Collected data entries
:::::
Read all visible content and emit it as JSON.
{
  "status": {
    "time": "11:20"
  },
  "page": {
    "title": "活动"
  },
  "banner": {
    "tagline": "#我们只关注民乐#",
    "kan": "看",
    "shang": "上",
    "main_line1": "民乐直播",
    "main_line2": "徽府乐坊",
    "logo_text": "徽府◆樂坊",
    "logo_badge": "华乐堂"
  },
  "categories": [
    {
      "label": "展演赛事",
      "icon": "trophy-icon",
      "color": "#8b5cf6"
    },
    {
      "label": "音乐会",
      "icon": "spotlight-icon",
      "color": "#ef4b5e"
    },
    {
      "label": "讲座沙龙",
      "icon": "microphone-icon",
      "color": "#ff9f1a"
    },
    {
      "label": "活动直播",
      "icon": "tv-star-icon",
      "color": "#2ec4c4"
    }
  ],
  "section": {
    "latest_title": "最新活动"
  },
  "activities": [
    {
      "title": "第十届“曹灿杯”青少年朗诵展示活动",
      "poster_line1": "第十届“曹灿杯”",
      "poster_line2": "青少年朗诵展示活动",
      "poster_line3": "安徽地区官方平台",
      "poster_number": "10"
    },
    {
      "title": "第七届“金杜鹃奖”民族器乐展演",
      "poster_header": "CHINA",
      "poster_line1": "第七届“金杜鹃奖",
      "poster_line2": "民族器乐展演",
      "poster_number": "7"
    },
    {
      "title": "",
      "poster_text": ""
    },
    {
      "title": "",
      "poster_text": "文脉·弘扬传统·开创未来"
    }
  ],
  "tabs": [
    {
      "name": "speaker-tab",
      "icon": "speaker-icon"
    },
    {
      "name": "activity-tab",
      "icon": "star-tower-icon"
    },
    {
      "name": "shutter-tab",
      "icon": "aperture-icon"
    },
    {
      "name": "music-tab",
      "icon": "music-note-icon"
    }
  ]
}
:::::
__AIM OF THE TASK__: Report the number of lines holding the string "金杜鹃奖", without any other words.

__THE ANSWER__: 2